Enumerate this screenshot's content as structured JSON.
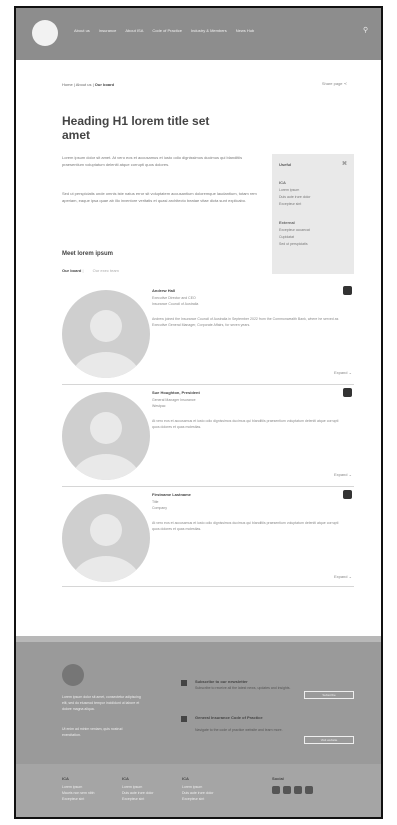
{
  "header": {
    "nav": [
      "About us",
      "Insurance",
      "About ISA",
      "Code of Practice",
      "Industry & Members",
      "News Hub"
    ]
  },
  "breadcrumb": {
    "home": "Home",
    "about": "About us",
    "current": "Our board"
  },
  "share_label": "Share page",
  "page": {
    "title": "Heading H1 lorem title set amet",
    "para1": "Lorem ipsum dolor sit amet. At vero eos et accusamus et iusto odio dignissimos ducimus qui blanditiis praesentium voluptatum deleniti atque corrupti quos dolores.",
    "para2": "Sed ut perspiciatis unde omnis iste natus error sit voluptatem accusantium doloremque laudantium, totam rem aperiam, eaque ipsa quae ab illo inventore veritatis et quasi architecto beatae vitae dicta sunt explicabo.",
    "section_title": "Meet lorem ipsum",
    "tab_active": "Our board",
    "tab_inactive": "Our exec team"
  },
  "sidebar": {
    "title": "Useful",
    "group1_head": "ICA",
    "group1": [
      "Lorem ipsum",
      "Duis aute irure dolor",
      "Excepteur sint"
    ],
    "group2_head": "External",
    "group2": [
      "Excepteur occaecat",
      "Cupidatat",
      "Sed ut perspiciatis"
    ]
  },
  "cards": [
    {
      "name": "Andrew Hall",
      "role1": "Executive Director and CEO",
      "role2": "Insurance Council of Australia",
      "bio": "Andrew joined the Insurance Council of Australia in September 2022 from the Commonwealth Bank, where he served as Executive General Manager, Corporate Affairs, for seven years.",
      "expand": "Expand"
    },
    {
      "name": "Sue Houghton, President",
      "role1": "General Manager Insurance",
      "role2": "Westpac",
      "bio": "At vero eos et accusamus et iusto odio dignissimos ducimus qui blanditiis praesentium voluptatum deleniti atque corrupti quos dolores et quas molestias.",
      "expand": "Expand"
    },
    {
      "name": "Firstname Lastname",
      "role1": "Title",
      "role2": "Company",
      "bio": "At vero eos et accusamus et iusto odio dignissimos ducimus qui blanditiis praesentium voluptatum deleniti atque corrupti quos dolores et quas molestias.",
      "expand": "Expand"
    }
  ],
  "footer": {
    "about_text": "Lorem ipsum dolor sit amet, consectetur adipiscing elit, sed do eiusmod tempor incididunt ut labore et dolore magna aliqua.",
    "about_text2": "Ut enim ad minim veniam, quis nostrud exercitation.",
    "newsletter_title": "Subscribe to our newsletter",
    "newsletter_sub": "Subscribe to receive all the latest news, updates and insights.",
    "newsletter_btn": "Subscribe",
    "code_title": "General Insurance Code of Practice",
    "code_sub": "Navigate to the code of practice website and learn more.",
    "code_btn": "Visit website",
    "col1_head": "ICA",
    "col1": [
      "Lorem ipsum",
      "Mauris non sem nibh",
      "Excepteur sint"
    ],
    "col2_head": "ICA",
    "col2": [
      "Lorem ipsum",
      "Duis aute irure dolor",
      "Excepteur sint"
    ],
    "col3_head": "ICA",
    "col3": [
      "Lorem ipsum",
      "Duis aute irure dolor",
      "Excepteur sint"
    ],
    "social_label": "Social"
  }
}
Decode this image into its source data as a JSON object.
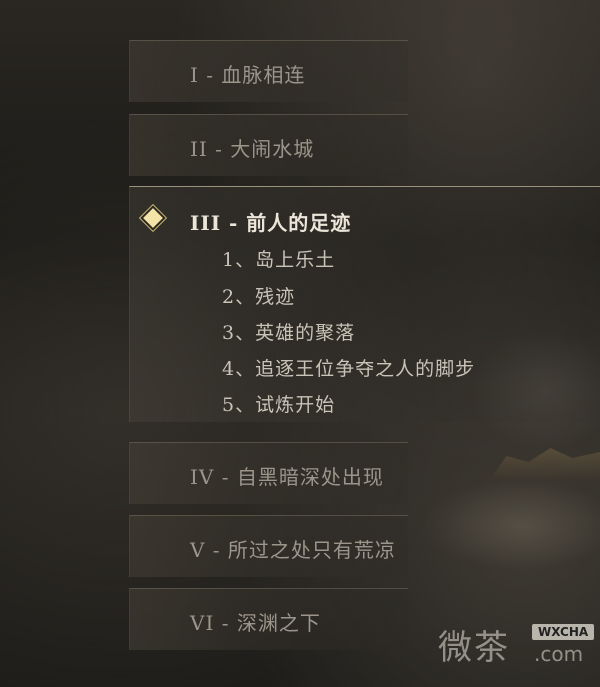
{
  "chapters": [
    {
      "title": "I - 血脉相连"
    },
    {
      "title": "II - 大闹水城"
    },
    {
      "title": "III - 前人的足迹",
      "sections": [
        "1、岛上乐土",
        "2、残迹",
        "3、英雄的聚落",
        "4、追逐王位争夺之人的脚步",
        "5、试炼开始"
      ]
    },
    {
      "title": "IV - 自黑暗深处出现"
    },
    {
      "title": "V - 所过之处只有荒凉"
    },
    {
      "title": "VI - 深渊之下"
    }
  ],
  "watermark": {
    "cn": "微茶",
    "badge": "WXCHA",
    "domain": ".com"
  },
  "colors": {
    "selected_marker": "#f3e3a6",
    "active_text": "#ece6da",
    "inactive_text": "#9b958b"
  }
}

::::::::::

#### Work to be completed
Search the data above for the word "Andrew", then gather each line in which it appears.

#### The reply
      "name": "Andrew Hall",
      "bio": "Andrew joined the Insurance Council of Australia in September 2022 from the Commonwealth Bank, where he served as Executive General Manager, Corporate Affairs, for seven years.",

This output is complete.